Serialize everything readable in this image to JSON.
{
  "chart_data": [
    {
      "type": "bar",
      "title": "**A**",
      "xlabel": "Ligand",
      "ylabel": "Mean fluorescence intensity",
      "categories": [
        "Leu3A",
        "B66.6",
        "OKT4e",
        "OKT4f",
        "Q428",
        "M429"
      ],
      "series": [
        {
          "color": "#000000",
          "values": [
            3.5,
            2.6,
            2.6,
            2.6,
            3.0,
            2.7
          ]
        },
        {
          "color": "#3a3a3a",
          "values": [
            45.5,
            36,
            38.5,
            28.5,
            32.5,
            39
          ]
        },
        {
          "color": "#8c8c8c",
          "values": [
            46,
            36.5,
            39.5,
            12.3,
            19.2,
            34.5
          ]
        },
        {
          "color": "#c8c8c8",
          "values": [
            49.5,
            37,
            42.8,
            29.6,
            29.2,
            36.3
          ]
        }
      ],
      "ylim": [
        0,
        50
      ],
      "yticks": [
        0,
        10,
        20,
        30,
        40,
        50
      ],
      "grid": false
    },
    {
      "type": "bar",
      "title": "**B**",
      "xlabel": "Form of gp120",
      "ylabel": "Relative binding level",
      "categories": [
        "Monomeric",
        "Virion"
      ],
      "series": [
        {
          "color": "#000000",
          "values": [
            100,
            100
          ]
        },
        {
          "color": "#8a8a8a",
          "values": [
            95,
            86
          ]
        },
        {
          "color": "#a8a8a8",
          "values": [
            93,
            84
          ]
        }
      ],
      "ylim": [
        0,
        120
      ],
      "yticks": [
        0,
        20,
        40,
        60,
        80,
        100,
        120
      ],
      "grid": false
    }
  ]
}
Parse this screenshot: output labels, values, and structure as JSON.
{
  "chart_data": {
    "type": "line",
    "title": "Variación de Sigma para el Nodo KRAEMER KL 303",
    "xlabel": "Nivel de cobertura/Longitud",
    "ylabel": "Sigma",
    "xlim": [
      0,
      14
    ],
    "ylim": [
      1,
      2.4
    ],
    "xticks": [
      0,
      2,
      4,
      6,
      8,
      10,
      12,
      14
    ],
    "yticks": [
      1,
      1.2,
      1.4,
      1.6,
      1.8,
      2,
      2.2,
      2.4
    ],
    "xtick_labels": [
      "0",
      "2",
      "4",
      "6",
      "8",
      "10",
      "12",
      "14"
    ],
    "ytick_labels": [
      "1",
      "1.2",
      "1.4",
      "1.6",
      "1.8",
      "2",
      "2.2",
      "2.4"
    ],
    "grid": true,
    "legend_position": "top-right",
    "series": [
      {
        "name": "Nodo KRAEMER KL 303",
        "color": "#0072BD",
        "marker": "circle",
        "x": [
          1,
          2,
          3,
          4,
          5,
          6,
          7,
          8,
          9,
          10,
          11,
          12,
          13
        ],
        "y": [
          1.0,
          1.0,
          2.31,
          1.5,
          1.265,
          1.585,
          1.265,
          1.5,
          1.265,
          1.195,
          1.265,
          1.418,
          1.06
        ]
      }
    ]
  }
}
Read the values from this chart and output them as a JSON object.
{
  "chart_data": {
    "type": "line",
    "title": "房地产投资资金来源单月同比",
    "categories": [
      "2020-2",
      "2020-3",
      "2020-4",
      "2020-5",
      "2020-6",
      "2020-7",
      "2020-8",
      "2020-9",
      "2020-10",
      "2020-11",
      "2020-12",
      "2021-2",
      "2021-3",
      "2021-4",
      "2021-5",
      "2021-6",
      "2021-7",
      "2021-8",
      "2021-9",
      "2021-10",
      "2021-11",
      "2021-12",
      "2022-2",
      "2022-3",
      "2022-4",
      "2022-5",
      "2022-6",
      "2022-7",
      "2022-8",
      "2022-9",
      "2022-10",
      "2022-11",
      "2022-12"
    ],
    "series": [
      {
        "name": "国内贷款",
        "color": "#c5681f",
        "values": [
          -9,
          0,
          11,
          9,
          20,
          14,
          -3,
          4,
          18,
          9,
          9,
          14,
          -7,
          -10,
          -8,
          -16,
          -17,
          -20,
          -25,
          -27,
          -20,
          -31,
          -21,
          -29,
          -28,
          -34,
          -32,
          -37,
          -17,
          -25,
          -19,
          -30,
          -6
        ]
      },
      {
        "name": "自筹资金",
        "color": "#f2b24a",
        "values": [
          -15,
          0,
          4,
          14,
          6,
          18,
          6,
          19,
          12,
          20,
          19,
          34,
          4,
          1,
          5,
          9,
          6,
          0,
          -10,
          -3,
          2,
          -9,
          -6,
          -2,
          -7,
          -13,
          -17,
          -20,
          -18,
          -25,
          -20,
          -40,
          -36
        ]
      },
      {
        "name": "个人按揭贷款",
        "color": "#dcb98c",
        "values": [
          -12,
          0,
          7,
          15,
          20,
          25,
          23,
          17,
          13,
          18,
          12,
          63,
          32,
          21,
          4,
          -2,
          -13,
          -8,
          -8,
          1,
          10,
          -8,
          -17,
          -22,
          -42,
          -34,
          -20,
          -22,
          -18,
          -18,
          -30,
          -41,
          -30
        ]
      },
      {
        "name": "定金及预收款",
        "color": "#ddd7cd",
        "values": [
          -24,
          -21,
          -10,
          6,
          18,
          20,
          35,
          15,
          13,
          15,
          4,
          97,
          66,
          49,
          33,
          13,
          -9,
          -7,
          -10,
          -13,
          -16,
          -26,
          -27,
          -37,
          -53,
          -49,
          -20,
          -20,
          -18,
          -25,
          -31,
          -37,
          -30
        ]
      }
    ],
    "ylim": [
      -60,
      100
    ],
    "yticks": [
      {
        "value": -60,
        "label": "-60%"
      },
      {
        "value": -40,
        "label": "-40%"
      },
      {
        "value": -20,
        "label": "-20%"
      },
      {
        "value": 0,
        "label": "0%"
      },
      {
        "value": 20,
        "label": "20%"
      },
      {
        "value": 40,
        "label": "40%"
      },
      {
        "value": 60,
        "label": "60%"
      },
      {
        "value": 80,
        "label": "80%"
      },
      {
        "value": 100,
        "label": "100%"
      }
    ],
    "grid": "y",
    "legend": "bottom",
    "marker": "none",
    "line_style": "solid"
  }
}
━━━
# Given problem
Copy each line that contains the word "output".

# Solution below
Parse this screenshot: output labels, values, and structure as JSON.
Read the values from this chart and output them as a JSON object.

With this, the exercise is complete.